- What to do -
Repeat the material below exactly, line for line.

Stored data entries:
○ ○ ○ ○ ○

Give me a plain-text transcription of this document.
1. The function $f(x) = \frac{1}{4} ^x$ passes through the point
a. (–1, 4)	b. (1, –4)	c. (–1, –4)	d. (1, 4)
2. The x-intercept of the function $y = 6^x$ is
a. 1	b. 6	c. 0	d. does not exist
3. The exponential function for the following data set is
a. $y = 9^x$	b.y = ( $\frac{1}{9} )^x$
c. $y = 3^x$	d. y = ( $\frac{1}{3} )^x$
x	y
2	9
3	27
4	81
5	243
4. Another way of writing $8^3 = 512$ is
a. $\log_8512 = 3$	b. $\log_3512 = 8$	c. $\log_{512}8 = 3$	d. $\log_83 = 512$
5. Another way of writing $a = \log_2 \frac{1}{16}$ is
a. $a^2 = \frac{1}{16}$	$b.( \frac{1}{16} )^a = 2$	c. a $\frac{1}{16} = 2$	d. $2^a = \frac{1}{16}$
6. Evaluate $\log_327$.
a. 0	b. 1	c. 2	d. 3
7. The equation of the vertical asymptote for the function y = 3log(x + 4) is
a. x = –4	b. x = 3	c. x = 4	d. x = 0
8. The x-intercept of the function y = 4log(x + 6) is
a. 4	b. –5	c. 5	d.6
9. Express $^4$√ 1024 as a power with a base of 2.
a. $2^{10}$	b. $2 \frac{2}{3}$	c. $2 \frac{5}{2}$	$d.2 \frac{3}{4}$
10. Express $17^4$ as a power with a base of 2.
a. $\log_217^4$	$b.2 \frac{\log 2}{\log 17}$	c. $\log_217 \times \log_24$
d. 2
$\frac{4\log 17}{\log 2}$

○ ○ ○ ○ ○

- Final answer -
Give me a plain-text transcription of this document.
1. The function $f(x) = \frac{1}{4} ^x$ passes through the point
a. (–1, 4)	b. (1, –4)	c. (–1, –4)	d. (1, 4)
2. The x-intercept of the function $y = 6^x$ is
a. 1	b. 6	c. 0	d. does not exist
3. The exponential function for the following data set is
a. $y = 9^x$	b.y = ( $\frac{1}{9} )^x$
c. $y = 3^x$	d. y = ( $\frac{1}{3} )^x$
x	y
2	9
3	27
4	81
5	243
4. Another way of writing $8^3 = 512$ is
a. $\log_8512 = 3$	b. $\log_3512 = 8$	c. $\log_{512}8 = 3$	d. $\log_83 = 512$
5. Another way of writing $a = \log_2 \frac{1}{16}$ is
a. $a^2 = \frac{1}{16}$	$b.( \frac{1}{16} )^a = 2$	c. a $\frac{1}{16} = 2$	d. $2^a = \frac{1}{16}$
6. Evaluate $\log_327$.
a. 0	b. 1	c. 2	d. 3
7. The equation of the vertical asymptote for the function y = 3log(x + 4) is
a. x = –4	b. x = 3	c. x = 4	d. x = 0
8. The x-intercept of the function y = 4log(x + 6) is
a. 4	b. –5	c. 5	d.6
9. Express $^4$√ 1024 as a power with a base of 2.
a. $2^{10}$	b. $2 \frac{2}{3}$	c. $2 \frac{5}{2}$	$d.2 \frac{3}{4}$
10. Express $17^4$ as a power with a base of 2.
a. $\log_217^4$	$b.2 \frac{\log 2}{\log 17}$	c. $\log_217 \times \log_24$
d. 2
$\frac{4\log 17}{\log 2}$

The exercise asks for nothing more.